* Problem *
Restate the whole listing exactly.

----

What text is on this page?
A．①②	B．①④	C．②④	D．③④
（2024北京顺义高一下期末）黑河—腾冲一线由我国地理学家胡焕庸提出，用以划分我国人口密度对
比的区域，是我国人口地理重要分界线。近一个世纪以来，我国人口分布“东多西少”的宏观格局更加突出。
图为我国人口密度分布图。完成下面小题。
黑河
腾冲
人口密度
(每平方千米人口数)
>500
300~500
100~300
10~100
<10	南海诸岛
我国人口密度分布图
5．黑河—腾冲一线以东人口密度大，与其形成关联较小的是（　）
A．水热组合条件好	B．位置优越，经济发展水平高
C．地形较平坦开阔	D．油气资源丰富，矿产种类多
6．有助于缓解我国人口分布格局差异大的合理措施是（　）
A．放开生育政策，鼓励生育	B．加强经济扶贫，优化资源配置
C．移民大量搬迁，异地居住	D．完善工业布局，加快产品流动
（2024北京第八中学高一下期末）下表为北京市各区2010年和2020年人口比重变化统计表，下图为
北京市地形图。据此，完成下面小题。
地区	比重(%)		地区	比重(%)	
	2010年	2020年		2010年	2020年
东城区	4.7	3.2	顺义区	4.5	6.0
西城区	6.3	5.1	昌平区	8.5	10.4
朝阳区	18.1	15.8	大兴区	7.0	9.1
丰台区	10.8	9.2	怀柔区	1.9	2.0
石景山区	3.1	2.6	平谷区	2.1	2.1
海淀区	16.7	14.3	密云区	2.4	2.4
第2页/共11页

----

* Expected answer *
What text is on this page?
A．①②	B．①④	C．②④	D．③④
（2024北京顺义高一下期末）黑河—腾冲一线由我国地理学家胡焕庸提出，用以划分我国人口密度对
比的区域，是我国人口地理重要分界线。近一个世纪以来，我国人口分布“东多西少”的宏观格局更加突出。
图为我国人口密度分布图。完成下面小题。
黑河
腾冲
人口密度
(每平方千米人口数)
>500
300~500
100~300
10~100
<10	南海诸岛
我国人口密度分布图
5．黑河—腾冲一线以东人口密度大，与其形成关联较小的是（　）
A．水热组合条件好	B．位置优越，经济发展水平高
C．地形较平坦开阔	D．油气资源丰富，矿产种类多
6．有助于缓解我国人口分布格局差异大的合理措施是（　）
A．放开生育政策，鼓励生育	B．加强经济扶贫，优化资源配置
C．移民大量搬迁，异地居住	D．完善工业布局，加快产品流动
（2024北京第八中学高一下期末）下表为北京市各区2010年和2020年人口比重变化统计表，下图为
北京市地形图。据此，完成下面小题。
地区	比重(%)		地区	比重(%)	
	2010年	2020年		2010年	2020年
东城区	4.7	3.2	顺义区	4.5	6.0
西城区	6.3	5.1	昌平区	8.5	10.4
朝阳区	18.1	15.8	大兴区	7.0	9.1
丰台区	10.8	9.2	怀柔区	1.9	2.0
石景山区	3.1	2.6	平谷区	2.1	2.1
海淀区	16.7	14.3	密云区	2.4	2.4
第2页/共11页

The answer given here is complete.